Below is a listing; copy all of it exactly.

-- start of Dataset content --

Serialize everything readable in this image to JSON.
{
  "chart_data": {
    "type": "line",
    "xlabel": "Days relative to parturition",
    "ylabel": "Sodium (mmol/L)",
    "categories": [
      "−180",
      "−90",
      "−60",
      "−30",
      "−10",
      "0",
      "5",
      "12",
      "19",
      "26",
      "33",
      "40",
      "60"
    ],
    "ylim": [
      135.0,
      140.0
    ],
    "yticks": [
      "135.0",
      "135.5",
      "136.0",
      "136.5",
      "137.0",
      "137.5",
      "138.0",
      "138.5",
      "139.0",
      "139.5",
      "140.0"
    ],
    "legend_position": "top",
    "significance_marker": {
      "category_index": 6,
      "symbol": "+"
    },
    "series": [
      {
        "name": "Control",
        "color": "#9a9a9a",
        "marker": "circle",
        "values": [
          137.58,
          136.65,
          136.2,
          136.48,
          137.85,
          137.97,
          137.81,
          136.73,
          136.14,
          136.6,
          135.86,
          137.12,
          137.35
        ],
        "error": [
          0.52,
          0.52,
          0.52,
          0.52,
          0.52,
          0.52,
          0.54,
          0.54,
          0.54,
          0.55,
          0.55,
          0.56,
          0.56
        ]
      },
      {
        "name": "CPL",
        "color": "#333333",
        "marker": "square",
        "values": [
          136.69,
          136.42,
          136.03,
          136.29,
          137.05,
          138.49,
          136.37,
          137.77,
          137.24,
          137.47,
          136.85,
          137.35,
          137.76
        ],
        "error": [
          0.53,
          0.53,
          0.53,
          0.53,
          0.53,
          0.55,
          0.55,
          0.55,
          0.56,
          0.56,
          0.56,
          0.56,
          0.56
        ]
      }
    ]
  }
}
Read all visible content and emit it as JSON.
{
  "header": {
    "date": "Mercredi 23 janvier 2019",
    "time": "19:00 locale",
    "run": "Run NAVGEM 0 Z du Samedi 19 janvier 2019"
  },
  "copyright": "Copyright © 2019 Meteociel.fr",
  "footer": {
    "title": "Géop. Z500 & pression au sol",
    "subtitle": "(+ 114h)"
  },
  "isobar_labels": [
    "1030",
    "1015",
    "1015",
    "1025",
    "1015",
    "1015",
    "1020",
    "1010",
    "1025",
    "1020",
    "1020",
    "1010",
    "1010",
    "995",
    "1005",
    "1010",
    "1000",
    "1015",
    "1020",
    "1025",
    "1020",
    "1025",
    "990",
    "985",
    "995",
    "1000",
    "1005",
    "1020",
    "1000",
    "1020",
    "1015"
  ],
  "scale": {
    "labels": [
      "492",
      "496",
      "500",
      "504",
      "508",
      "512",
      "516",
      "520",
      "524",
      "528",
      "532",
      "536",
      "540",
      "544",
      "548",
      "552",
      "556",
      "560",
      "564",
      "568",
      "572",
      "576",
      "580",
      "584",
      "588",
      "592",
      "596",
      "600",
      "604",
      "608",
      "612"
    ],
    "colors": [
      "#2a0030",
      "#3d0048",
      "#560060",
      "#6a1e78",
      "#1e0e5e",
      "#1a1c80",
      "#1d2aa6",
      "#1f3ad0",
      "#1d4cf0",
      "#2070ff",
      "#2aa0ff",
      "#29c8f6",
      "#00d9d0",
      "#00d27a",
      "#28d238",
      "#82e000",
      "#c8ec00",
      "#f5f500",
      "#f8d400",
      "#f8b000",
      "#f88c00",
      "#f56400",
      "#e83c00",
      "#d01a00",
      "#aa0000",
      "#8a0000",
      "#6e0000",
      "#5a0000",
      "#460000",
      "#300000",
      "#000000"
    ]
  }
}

-- end of Dataset content --

Exercise answer ▸
Serialize everything readable in this image to JSON.
{
  "chart_data": {
    "type": "line",
    "xlabel": "Days relative to parturition",
    "ylabel": "Sodium (mmol/L)",
    "categories": [
      "−180",
      "−90",
      "−60",
      "−30",
      "−10",
      "0",
      "5",
      "12",
      "19",
      "26",
      "33",
      "40",
      "60"
    ],
    "ylim": [
      135.0,
      140.0
    ],
    "yticks": [
      "135.0",
      "135.5",
      "136.0",
      "136.5",
      "137.0",
      "137.5",
      "138.0",
      "138.5",
      "139.0",
      "139.5",
      "140.0"
    ],
    "legend_position": "top",
    "significance_marker": {
      "category_index": 6,
      "symbol": "+"
    },
    "series": [
      {
        "name": "Control",
        "color": "#9a9a9a",
        "marker": "circle",
        "values": [
          137.58,
          136.65,
          136.2,
          136.48,
          137.85,
          137.97,
          137.81,
          136.73,
          136.14,
          136.6,
          135.86,
          137.12,
          137.35
        ],
        "error": [
          0.52,
          0.52,
          0.52,
          0.52,
          0.52,
          0.52,
          0.54,
          0.54,
          0.54,
          0.55,
          0.55,
          0.56,
          0.56
        ]
      },
      {
        "name": "CPL",
        "color": "#333333",
        "marker": "square",
        "values": [
          136.69,
          136.42,
          136.03,
          136.29,
          137.05,
          138.49,
          136.37,
          137.77,
          137.24,
          137.47,
          136.85,
          137.35,
          137.76
        ],
        "error": [
          0.53,
          0.53,
          0.53,
          0.53,
          0.53,
          0.55,
          0.55,
          0.55,
          0.56,
          0.56,
          0.56,
          0.56,
          0.56
        ]
      }
    ]
  }
}
Read all visible content and emit it as JSON.
{
  "header": {
    "date": "Mercredi 23 janvier 2019",
    "time": "19:00 locale",
    "run": "Run NAVGEM 0 Z du Samedi 19 janvier 2019"
  },
  "copyright": "Copyright © 2019 Meteociel.fr",
  "footer": {
    "title": "Géop. Z500 & pression au sol",
    "subtitle": "(+ 114h)"
  },
  "isobar_labels": [
    "1030",
    "1015",
    "1015",
    "1025",
    "1015",
    "1015",
    "1020",
    "1010",
    "1025",
    "1020",
    "1020",
    "1010",
    "1010",
    "995",
    "1005",
    "1010",
    "1000",
    "1015",
    "1020",
    "1025",
    "1020",
    "1025",
    "990",
    "985",
    "995",
    "1000",
    "1005",
    "1020",
    "1000",
    "1020",
    "1015"
  ],
  "scale": {
    "labels": [
      "492",
      "496",
      "500",
      "504",
      "508",
      "512",
      "516",
      "520",
      "524",
      "528",
      "532",
      "536",
      "540",
      "544",
      "548",
      "552",
      "556",
      "560",
      "564",
      "568",
      "572",
      "576",
      "580",
      "584",
      "588",
      "592",
      "596",
      "600",
      "604",
      "608",
      "612"
    ],
    "colors": [
      "#2a0030",
      "#3d0048",
      "#560060",
      "#6a1e78",
      "#1e0e5e",
      "#1a1c80",
      "#1d2aa6",
      "#1f3ad0",
      "#1d4cf0",
      "#2070ff",
      "#2aa0ff",
      "#29c8f6",
      "#00d9d0",
      "#00d27a",
      "#28d238",
      "#82e000",
      "#c8ec00",
      "#f5f500",
      "#f8d400",
      "#f8b000",
      "#f88c00",
      "#f56400",
      "#e83c00",
      "#d01a00",
      "#aa0000",
      "#8a0000",
      "#6e0000",
      "#5a0000",
      "#460000",
      "#300000",
      "#000000"
    ]
  }
}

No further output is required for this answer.